**REQUIRED WORK**: Can you copy the data word for word, from the line with "sport-hockey[interactable]: ᲰᲝᲙᲔᲘ —" through the line with "betslip-toolbar: ᲑᲘᲚᲔᲗᲔᲑᲘᲡ ᲘᲡᲢᲝᲠᲘᲐ", including both of those lines and nothing else?

───── MATERIALS PROVIDED

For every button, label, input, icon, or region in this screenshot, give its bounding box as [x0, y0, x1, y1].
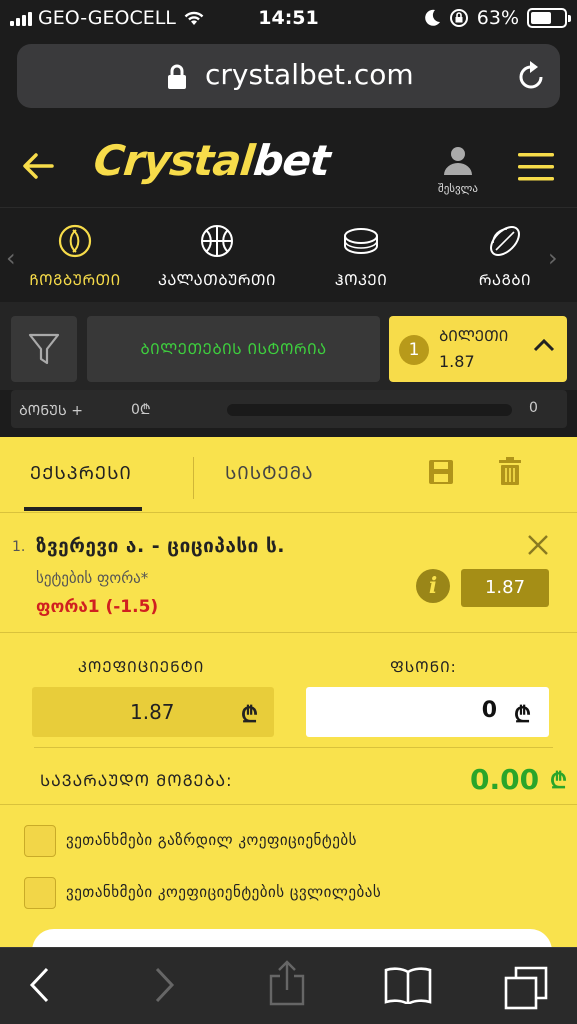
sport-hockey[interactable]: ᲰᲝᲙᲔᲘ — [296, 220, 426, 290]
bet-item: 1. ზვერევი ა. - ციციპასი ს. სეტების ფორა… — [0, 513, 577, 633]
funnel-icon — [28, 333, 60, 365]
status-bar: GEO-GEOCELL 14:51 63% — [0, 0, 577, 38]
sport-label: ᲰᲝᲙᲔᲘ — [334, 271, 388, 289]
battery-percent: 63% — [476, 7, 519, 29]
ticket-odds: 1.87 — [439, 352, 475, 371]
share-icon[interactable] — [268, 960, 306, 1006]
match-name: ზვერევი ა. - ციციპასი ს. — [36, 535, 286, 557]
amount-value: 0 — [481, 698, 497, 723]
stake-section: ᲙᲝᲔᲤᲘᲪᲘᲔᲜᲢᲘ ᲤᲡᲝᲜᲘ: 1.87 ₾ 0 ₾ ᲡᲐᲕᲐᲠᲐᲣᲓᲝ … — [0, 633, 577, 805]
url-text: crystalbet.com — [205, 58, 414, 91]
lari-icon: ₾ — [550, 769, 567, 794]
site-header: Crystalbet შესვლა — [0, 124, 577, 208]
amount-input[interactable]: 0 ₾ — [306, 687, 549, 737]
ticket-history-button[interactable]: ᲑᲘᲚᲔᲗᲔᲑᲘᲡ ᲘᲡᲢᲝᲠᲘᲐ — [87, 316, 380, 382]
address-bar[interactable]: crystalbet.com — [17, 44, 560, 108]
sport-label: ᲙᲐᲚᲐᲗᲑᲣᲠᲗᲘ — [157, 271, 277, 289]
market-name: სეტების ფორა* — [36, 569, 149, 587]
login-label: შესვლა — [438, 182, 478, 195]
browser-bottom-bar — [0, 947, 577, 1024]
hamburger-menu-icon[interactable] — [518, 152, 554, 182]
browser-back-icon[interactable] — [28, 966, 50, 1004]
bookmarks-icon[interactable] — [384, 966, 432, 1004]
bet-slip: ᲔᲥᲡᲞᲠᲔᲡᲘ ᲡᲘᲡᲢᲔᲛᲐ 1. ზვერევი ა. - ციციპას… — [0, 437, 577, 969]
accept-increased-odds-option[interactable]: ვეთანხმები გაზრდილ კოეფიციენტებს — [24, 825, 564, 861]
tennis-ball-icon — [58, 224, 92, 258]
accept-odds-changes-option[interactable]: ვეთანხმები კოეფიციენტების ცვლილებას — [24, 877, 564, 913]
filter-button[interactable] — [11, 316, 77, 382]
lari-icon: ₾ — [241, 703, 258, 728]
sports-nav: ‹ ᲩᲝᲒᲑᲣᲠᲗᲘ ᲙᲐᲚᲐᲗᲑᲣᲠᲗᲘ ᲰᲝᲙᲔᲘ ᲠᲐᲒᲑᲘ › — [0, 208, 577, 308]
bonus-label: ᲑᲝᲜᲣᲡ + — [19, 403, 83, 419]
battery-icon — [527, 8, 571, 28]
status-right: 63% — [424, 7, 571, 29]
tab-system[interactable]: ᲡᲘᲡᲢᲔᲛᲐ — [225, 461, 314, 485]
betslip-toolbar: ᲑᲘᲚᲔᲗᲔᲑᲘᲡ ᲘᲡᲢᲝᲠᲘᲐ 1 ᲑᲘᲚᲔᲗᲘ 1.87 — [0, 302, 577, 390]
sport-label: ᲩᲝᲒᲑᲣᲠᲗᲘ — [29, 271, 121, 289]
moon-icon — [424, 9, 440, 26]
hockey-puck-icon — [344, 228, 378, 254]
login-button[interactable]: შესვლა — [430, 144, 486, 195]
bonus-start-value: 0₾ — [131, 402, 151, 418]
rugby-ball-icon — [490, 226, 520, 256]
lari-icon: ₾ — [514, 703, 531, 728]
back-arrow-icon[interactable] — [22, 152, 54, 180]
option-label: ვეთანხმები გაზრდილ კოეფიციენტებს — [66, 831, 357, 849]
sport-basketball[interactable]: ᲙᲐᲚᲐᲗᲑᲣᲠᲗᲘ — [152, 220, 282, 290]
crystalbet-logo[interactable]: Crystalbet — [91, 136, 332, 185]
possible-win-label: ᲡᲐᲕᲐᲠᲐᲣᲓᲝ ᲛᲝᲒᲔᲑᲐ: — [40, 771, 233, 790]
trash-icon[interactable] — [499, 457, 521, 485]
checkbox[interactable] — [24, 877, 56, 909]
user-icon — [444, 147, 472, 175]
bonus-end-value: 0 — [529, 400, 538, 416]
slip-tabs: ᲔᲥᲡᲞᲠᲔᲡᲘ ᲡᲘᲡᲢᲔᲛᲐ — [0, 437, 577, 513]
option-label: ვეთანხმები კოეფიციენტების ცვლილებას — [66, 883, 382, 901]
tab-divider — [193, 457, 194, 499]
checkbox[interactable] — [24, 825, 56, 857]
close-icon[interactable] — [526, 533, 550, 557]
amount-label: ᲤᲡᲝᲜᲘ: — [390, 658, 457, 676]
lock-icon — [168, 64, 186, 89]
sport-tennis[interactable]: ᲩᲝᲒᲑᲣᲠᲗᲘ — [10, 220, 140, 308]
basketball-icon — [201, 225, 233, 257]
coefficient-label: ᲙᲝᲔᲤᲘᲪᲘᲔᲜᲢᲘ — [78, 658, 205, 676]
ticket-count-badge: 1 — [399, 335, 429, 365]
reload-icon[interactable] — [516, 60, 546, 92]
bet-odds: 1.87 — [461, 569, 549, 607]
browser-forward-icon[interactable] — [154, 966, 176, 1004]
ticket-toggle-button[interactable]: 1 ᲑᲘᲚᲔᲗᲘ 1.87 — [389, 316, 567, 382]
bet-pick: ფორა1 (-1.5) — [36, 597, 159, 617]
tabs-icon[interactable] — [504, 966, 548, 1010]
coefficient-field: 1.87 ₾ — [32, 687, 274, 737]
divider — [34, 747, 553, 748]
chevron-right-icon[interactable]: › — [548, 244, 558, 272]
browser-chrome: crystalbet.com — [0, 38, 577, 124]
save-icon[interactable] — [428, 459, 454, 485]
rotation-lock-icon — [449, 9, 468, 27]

──────────

**RESULT BELOW**:
sport-hockey[interactable]: ᲰᲝᲙᲔᲘ — [296, 220, 426, 290]
bet-item: 1. ზვერევი ა. - ციციპასი ს. სეტების ფორა… — [0, 513, 577, 633]
funnel-icon — [28, 333, 60, 365]
status-bar: GEO-GEOCELL 14:51 63% — [0, 0, 577, 38]
sport-label: ᲰᲝᲙᲔᲘ — [334, 271, 388, 289]
battery-percent: 63% — [476, 7, 519, 29]
ticket-odds: 1.87 — [439, 352, 475, 371]
share-icon[interactable] — [268, 960, 306, 1006]
match-name: ზვერევი ა. - ციციპასი ს. — [36, 535, 286, 557]
amount-value: 0 — [481, 698, 497, 723]
stake-section: ᲙᲝᲔᲤᲘᲪᲘᲔᲜᲢᲘ ᲤᲡᲝᲜᲘ: 1.87 ₾ 0 ₾ ᲡᲐᲕᲐᲠᲐᲣᲓᲝ … — [0, 633, 577, 805]
url-text: crystalbet.com — [205, 58, 414, 91]
lari-icon: ₾ — [550, 769, 567, 794]
site-header: Crystalbet შესვლა — [0, 124, 577, 208]
amount-input[interactable]: 0 ₾ — [306, 687, 549, 737]
ticket-history-button[interactable]: ᲑᲘᲚᲔᲗᲔᲑᲘᲡ ᲘᲡᲢᲝᲠᲘᲐ — [87, 316, 380, 382]
address-bar[interactable]: crystalbet.com — [17, 44, 560, 108]
sport-label: ᲙᲐᲚᲐᲗᲑᲣᲠᲗᲘ — [157, 271, 277, 289]
market-name: სეტების ფორა* — [36, 569, 149, 587]
login-label: შესვლა — [438, 182, 478, 195]
browser-bottom-bar — [0, 947, 577, 1024]
hamburger-menu-icon[interactable] — [518, 152, 554, 182]
browser-back-icon[interactable] — [28, 966, 50, 1004]
bookmarks-icon[interactable] — [384, 966, 432, 1004]
bet-slip: ᲔᲥᲡᲞᲠᲔᲡᲘ ᲡᲘᲡᲢᲔᲛᲐ 1. ზვერევი ა. - ციციპას… — [0, 437, 577, 969]
accept-increased-odds-option[interactable]: ვეთანხმები გაზრდილ კოეფიციენტებს — [24, 825, 564, 861]
tennis-ball-icon — [58, 224, 92, 258]
accept-odds-changes-option[interactable]: ვეთანხმები კოეფიციენტების ცვლილებას — [24, 877, 564, 913]
filter-button[interactable] — [11, 316, 77, 382]
lari-icon: ₾ — [241, 703, 258, 728]
sports-nav: ‹ ᲩᲝᲒᲑᲣᲠᲗᲘ ᲙᲐᲚᲐᲗᲑᲣᲠᲗᲘ ᲰᲝᲙᲔᲘ ᲠᲐᲒᲑᲘ › — [0, 208, 577, 308]
bonus-label: ᲑᲝᲜᲣᲡ + — [19, 403, 83, 419]
battery-icon — [527, 8, 571, 28]
status-right: 63% — [424, 7, 571, 29]
tab-system[interactable]: ᲡᲘᲡᲢᲔᲛᲐ — [225, 461, 314, 485]
betslip-toolbar: ᲑᲘᲚᲔᲗᲔᲑᲘᲡ ᲘᲡᲢᲝᲠᲘᲐ 1 ᲑᲘᲚᲔᲗᲘ 1.87 — [0, 302, 577, 390]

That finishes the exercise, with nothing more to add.